» What to do
Find every line in the records below that holds the word "读音变化", and copy each one.

--*--

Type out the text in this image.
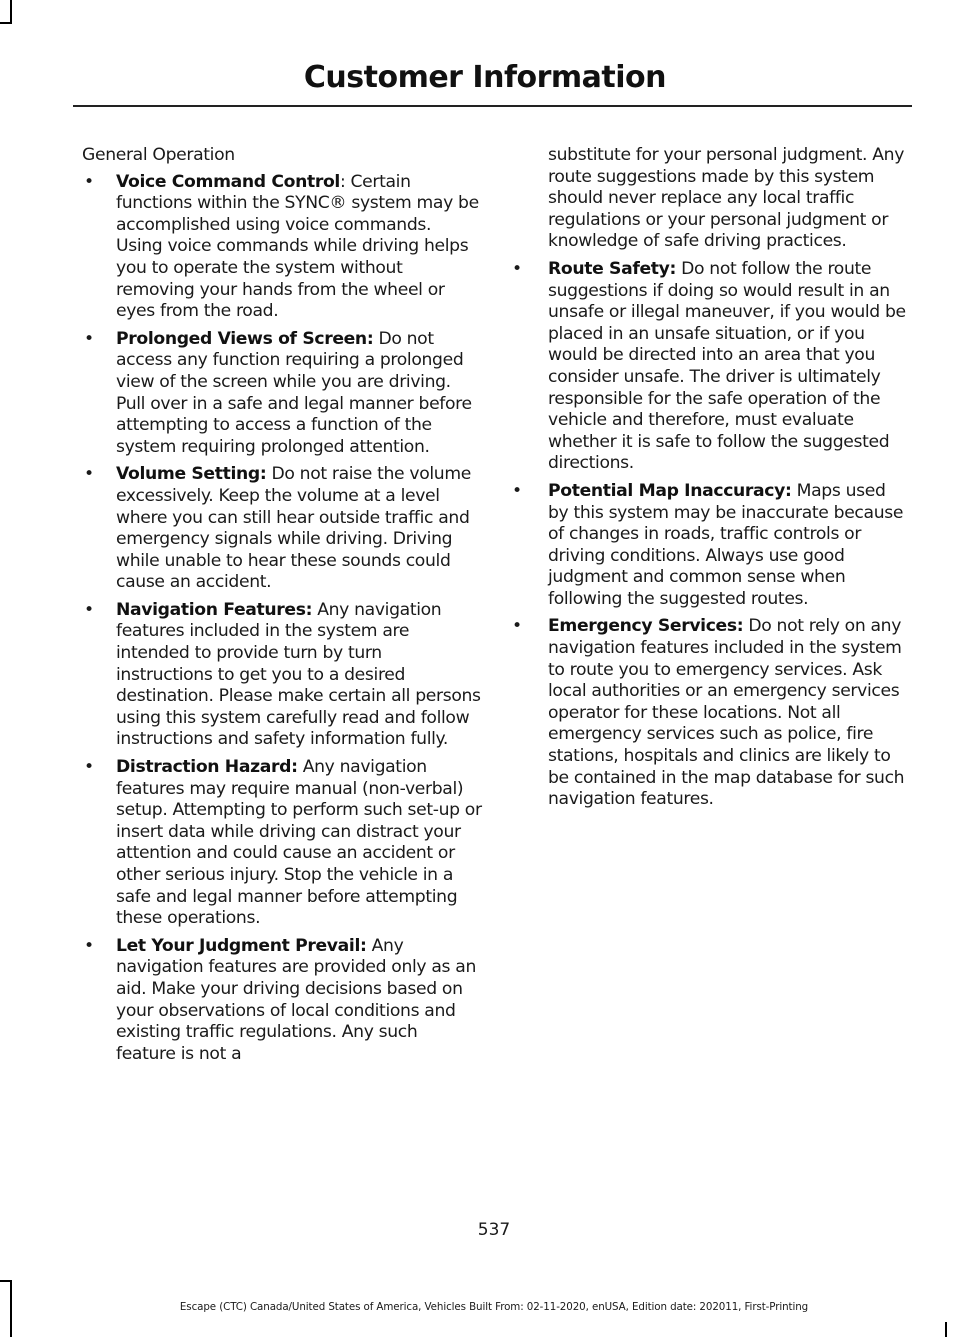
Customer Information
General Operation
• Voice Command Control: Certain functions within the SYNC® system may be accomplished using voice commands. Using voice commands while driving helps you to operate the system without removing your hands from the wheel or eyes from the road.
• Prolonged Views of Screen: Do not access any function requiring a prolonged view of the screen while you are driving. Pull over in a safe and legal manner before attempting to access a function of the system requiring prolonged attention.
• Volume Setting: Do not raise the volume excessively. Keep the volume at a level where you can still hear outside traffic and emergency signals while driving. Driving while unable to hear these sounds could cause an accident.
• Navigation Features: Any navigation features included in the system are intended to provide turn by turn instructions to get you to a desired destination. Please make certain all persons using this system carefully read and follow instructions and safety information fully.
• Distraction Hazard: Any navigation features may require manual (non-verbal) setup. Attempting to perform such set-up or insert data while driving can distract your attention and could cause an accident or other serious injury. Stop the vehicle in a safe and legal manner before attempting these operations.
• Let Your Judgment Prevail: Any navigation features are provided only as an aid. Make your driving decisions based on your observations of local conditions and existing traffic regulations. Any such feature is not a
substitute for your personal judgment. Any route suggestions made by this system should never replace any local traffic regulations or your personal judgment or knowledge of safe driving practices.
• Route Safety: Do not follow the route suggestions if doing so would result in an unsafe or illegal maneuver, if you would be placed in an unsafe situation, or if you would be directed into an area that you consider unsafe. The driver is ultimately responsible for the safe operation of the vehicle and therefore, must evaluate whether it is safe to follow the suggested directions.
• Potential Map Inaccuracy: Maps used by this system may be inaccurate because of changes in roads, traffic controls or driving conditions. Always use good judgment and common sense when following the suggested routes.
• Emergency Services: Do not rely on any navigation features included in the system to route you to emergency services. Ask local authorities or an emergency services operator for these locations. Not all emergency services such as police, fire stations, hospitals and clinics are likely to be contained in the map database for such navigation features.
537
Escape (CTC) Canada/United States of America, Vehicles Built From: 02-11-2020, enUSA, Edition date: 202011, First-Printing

--*--

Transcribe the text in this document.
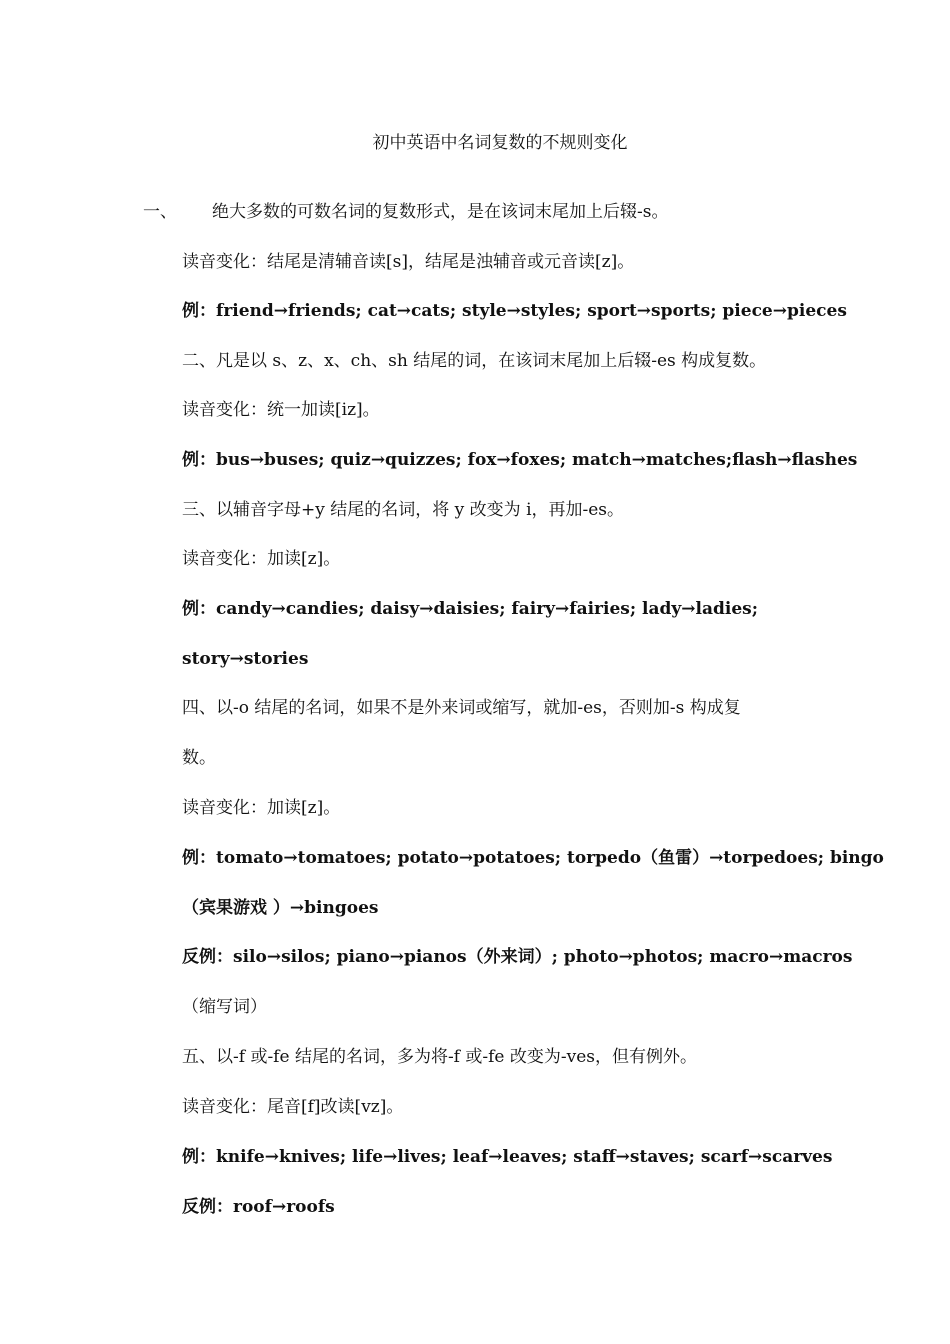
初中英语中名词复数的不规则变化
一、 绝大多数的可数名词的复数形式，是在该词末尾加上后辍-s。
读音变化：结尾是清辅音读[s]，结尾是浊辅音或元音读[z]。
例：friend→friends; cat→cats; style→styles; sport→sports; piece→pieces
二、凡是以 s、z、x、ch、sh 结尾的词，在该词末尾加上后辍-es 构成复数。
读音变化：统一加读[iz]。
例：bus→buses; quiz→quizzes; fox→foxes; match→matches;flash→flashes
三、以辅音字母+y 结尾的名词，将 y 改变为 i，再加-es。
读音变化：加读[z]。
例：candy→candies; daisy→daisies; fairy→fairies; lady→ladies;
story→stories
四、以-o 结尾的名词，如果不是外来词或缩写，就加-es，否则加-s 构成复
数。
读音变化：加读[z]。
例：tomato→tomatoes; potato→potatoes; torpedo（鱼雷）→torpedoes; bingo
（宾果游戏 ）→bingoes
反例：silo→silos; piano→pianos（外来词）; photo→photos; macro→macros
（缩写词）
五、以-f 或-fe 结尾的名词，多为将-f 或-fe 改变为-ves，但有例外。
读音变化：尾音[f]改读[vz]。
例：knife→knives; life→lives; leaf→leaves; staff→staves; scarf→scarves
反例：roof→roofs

--*--

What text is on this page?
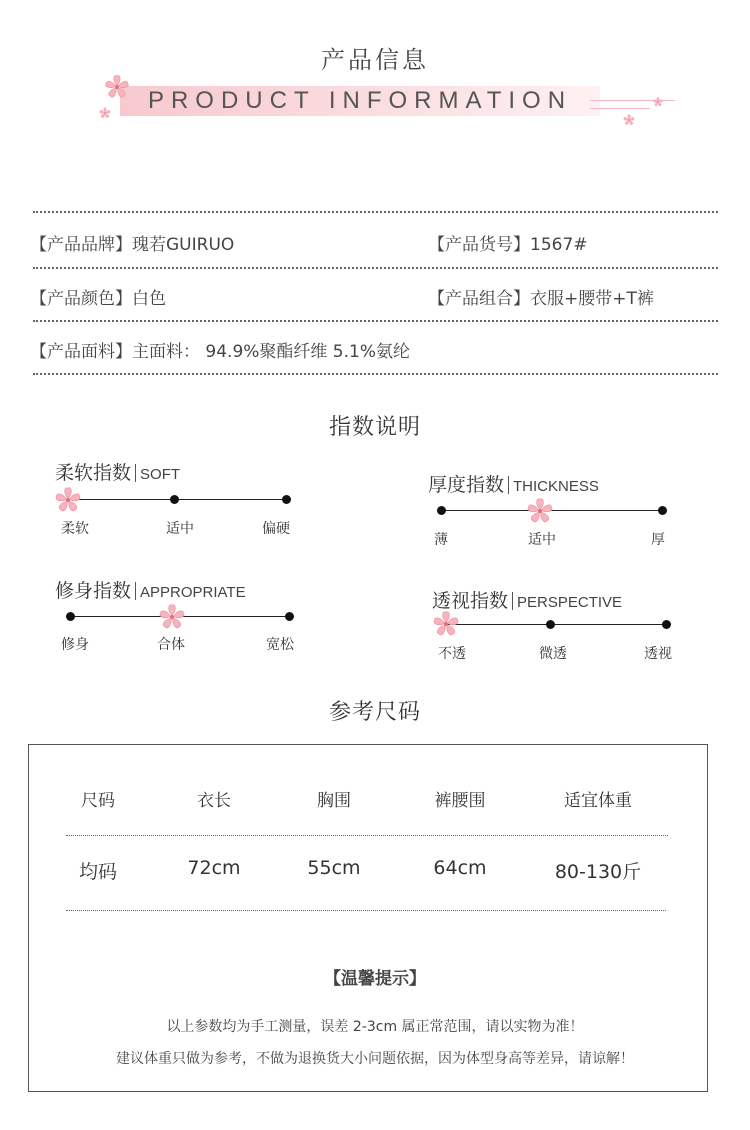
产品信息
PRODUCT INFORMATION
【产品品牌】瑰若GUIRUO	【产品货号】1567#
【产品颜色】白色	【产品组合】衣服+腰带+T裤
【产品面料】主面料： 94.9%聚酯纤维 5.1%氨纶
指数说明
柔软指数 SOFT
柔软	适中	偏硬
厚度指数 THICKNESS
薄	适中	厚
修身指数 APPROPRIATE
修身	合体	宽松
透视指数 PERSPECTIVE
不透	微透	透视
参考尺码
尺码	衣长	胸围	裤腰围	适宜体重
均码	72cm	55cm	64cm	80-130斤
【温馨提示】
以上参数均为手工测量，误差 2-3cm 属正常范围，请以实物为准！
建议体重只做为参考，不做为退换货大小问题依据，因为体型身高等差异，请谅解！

--*--

» Result below
读音变化：结尾是清辅音读[s]，结尾是浊辅音或元音读[z]。
读音变化：统一加读[iz]。
读音变化：加读[z]。
读音变化：加读[z]。
读音变化：尾音[f]改读[vz]。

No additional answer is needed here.